### OBJECTIVE:
Collect each line containing "parameters".

### Some records:
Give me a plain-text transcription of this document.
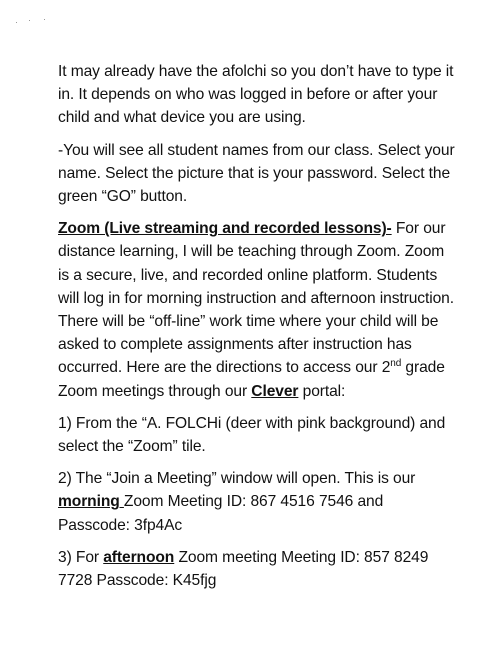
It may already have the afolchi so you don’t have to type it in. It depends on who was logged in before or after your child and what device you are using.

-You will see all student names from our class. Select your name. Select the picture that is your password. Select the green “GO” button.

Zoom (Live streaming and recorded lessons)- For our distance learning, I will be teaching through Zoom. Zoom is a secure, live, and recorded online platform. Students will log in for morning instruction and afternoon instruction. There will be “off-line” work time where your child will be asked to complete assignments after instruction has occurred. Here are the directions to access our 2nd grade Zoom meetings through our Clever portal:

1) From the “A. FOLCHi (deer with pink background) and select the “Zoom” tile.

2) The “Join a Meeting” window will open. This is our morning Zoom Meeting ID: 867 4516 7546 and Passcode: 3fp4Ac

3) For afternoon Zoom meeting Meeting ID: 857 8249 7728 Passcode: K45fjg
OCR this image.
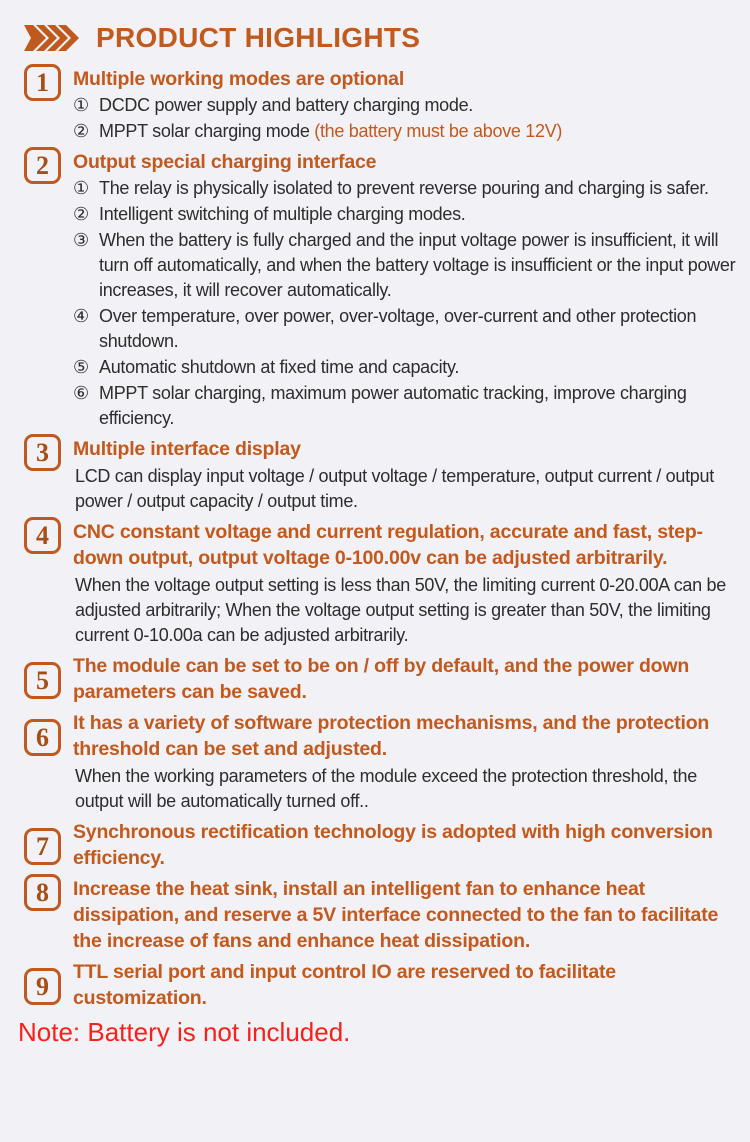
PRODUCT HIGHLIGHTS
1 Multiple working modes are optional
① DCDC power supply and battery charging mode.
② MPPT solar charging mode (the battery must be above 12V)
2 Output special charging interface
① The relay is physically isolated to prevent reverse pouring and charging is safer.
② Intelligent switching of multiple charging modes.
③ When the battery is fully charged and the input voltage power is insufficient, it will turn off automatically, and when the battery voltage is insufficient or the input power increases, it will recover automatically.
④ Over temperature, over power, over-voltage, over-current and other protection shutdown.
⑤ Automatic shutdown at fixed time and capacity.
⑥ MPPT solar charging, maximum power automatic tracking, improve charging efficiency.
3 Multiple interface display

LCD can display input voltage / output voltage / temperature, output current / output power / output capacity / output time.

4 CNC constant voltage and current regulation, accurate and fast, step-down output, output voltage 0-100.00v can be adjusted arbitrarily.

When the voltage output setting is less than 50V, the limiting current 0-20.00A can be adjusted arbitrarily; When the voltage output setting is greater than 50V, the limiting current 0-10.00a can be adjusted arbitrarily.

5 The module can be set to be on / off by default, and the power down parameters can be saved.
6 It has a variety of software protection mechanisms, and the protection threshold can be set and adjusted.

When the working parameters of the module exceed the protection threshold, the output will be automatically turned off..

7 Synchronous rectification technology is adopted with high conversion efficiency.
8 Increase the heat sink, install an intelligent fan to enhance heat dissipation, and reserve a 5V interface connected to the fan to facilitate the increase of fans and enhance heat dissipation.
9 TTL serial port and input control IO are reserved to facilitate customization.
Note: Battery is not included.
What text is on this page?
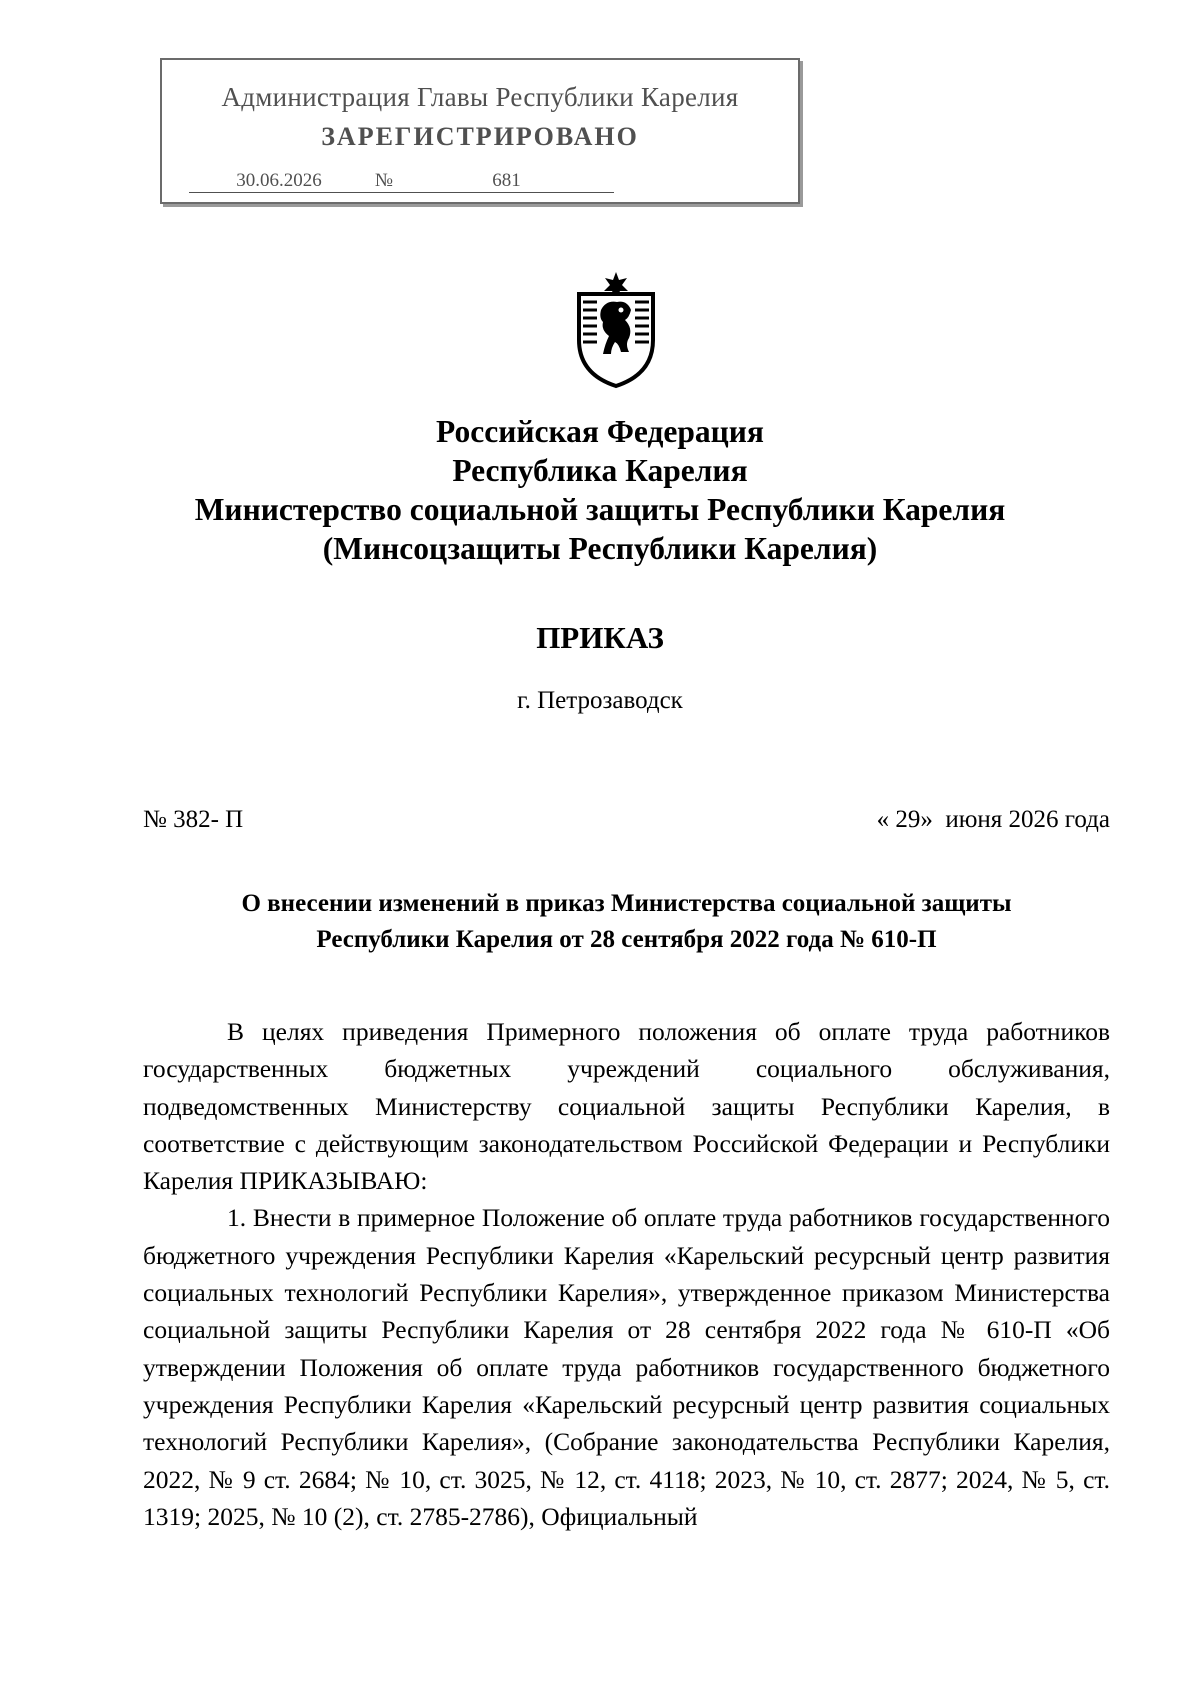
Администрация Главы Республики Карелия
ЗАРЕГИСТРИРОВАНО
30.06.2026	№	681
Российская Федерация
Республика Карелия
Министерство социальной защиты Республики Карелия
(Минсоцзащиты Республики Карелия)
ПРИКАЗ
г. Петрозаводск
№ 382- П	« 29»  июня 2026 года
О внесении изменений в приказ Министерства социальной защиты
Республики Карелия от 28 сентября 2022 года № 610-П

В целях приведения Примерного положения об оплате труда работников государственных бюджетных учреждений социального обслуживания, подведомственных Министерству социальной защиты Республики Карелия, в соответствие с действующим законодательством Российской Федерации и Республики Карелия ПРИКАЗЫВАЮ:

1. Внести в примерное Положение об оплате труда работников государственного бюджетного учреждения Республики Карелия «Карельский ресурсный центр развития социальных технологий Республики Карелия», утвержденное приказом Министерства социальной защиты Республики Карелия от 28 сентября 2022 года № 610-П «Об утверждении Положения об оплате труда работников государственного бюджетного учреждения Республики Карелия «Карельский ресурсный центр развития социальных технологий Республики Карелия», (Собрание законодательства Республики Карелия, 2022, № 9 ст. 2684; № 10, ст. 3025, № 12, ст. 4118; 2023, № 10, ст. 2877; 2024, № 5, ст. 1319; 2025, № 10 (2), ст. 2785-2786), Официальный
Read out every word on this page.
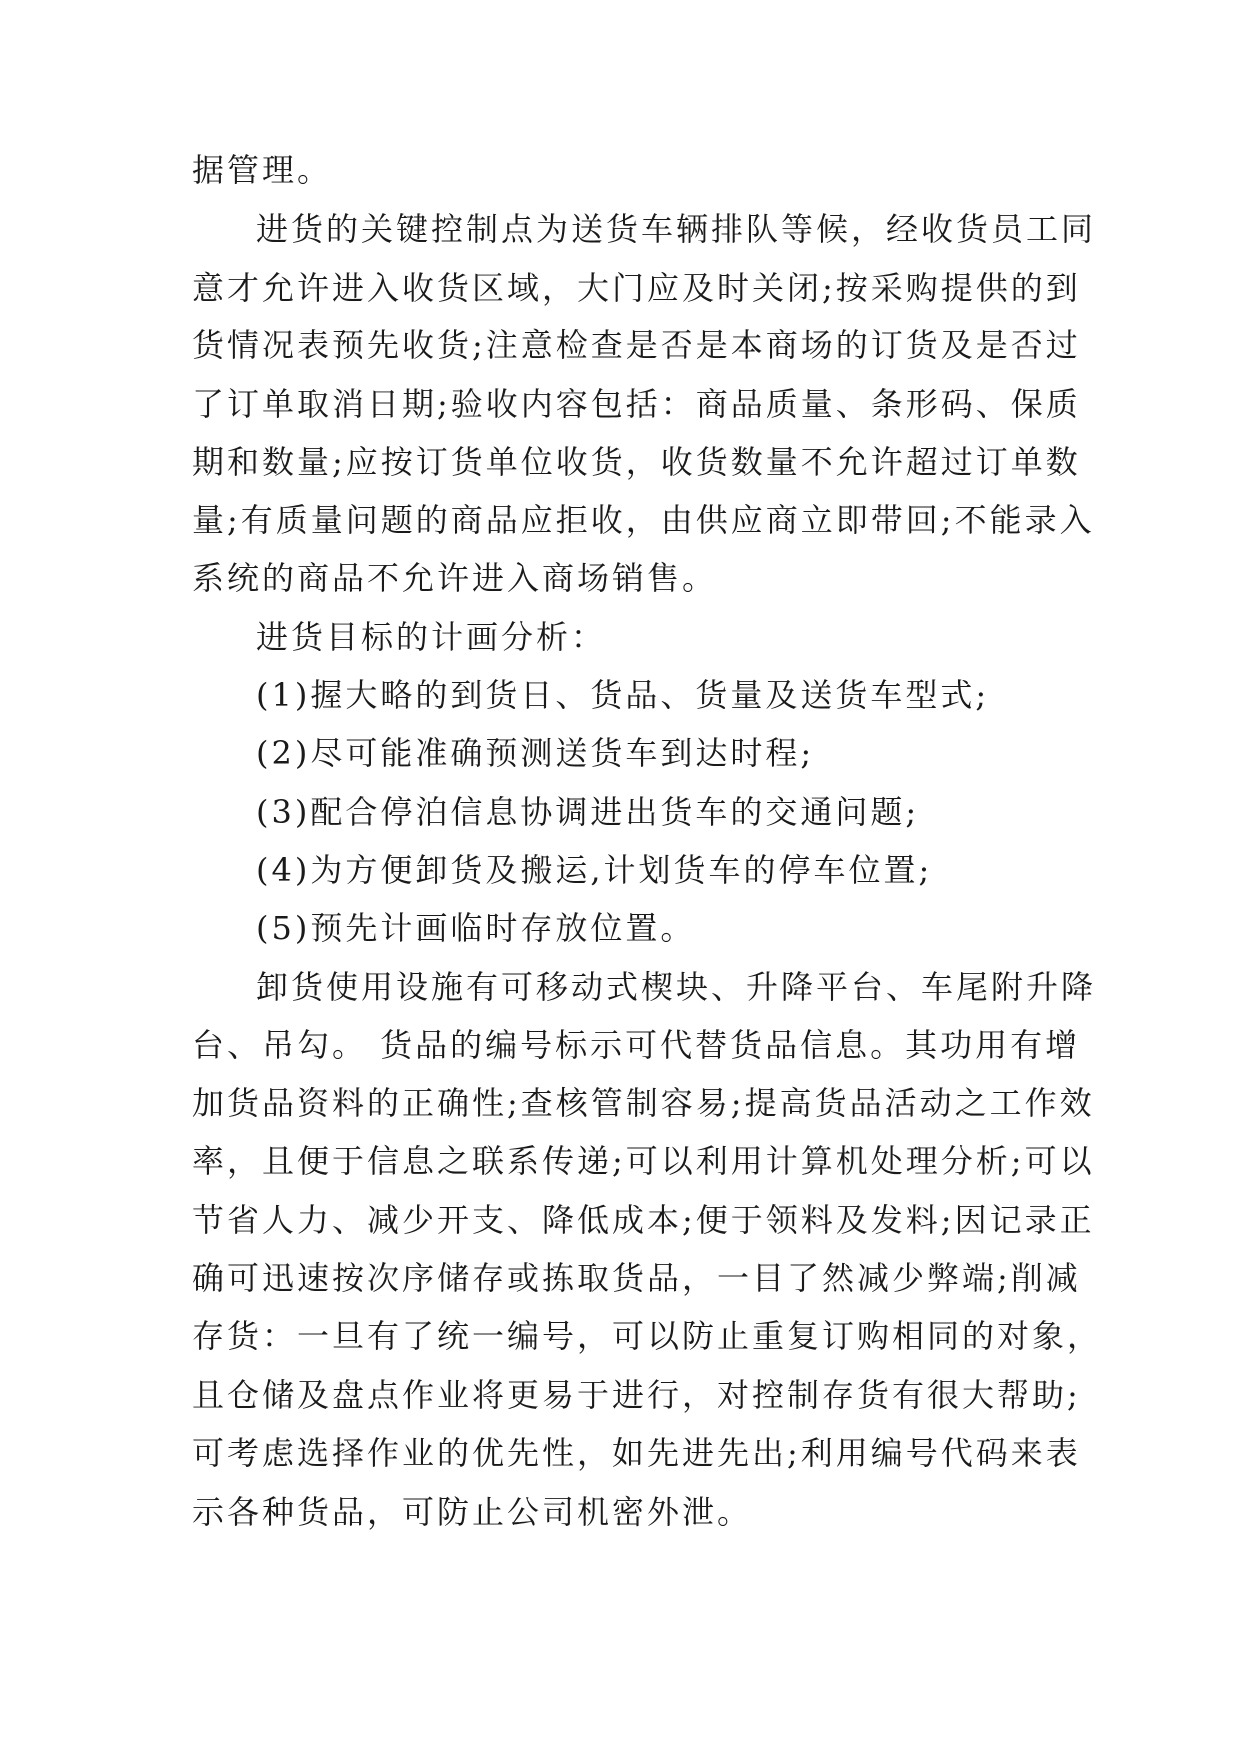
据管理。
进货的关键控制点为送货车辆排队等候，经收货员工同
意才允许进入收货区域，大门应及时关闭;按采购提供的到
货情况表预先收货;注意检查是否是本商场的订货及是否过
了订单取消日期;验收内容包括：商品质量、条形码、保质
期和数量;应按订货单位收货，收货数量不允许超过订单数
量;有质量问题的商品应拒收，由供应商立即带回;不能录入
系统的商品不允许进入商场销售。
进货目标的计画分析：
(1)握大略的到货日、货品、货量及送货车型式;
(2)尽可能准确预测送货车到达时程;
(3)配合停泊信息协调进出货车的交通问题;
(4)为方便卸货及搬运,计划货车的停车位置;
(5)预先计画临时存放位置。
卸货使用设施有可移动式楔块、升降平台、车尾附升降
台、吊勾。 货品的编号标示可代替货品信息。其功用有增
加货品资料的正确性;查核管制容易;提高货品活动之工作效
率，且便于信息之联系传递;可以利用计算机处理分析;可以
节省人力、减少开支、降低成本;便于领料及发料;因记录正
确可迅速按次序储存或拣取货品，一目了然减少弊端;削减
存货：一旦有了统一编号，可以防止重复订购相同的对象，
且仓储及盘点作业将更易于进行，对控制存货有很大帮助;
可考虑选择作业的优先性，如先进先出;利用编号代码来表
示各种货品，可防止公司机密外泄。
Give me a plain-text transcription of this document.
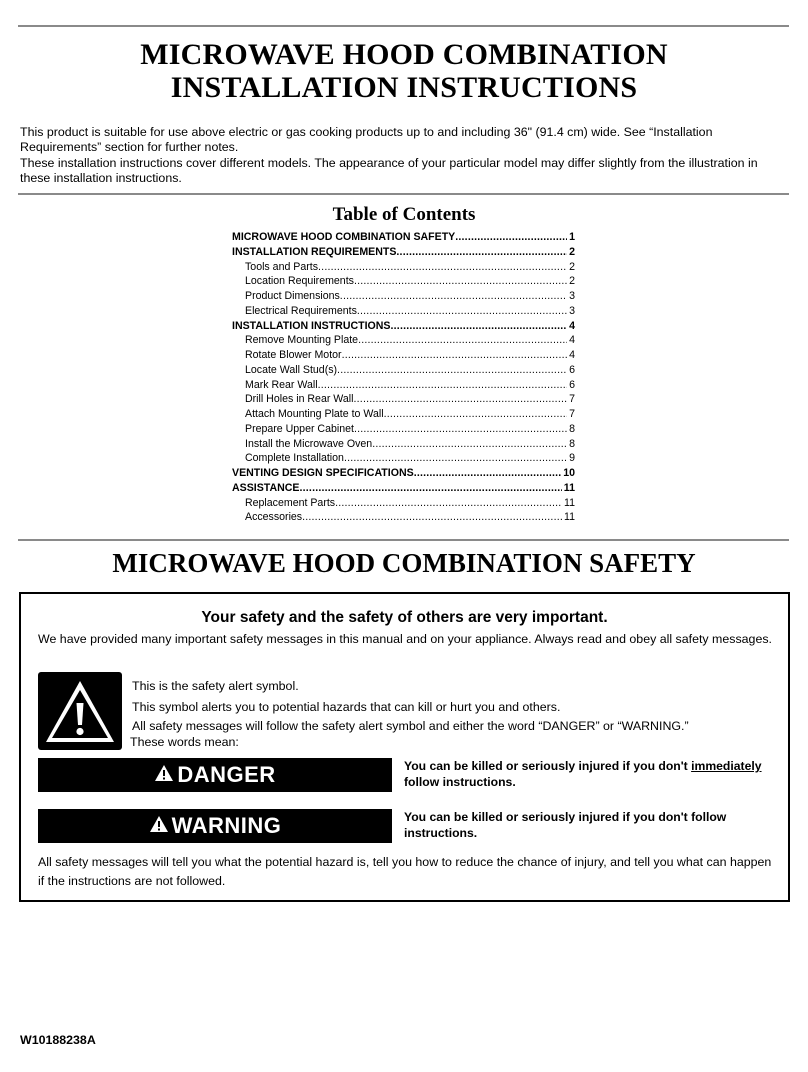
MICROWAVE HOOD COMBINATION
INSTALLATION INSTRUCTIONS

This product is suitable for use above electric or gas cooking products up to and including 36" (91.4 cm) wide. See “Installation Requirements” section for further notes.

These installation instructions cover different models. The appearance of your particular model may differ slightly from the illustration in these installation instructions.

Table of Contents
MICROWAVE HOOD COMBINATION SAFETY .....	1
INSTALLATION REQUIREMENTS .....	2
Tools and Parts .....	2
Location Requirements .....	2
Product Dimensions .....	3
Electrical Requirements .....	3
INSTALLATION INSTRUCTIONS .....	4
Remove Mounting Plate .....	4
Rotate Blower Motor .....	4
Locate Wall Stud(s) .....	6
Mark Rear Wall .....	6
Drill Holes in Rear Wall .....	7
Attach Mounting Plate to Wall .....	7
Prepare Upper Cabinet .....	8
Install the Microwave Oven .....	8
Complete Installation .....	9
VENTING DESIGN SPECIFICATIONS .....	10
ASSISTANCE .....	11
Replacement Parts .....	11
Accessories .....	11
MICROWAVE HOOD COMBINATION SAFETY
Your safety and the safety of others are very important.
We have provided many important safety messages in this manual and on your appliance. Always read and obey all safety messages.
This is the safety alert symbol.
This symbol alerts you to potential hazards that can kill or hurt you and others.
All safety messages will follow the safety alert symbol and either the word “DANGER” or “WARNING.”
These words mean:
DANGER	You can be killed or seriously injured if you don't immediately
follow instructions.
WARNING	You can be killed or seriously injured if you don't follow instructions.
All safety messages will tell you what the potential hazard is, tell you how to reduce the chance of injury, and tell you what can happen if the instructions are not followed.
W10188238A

### FINISHED TASK:
5 The module can be set to be on / off by default, and the power down parameters can be saved.
When the working parameters of the module exceed the protection threshold, the output will be automatically turned off..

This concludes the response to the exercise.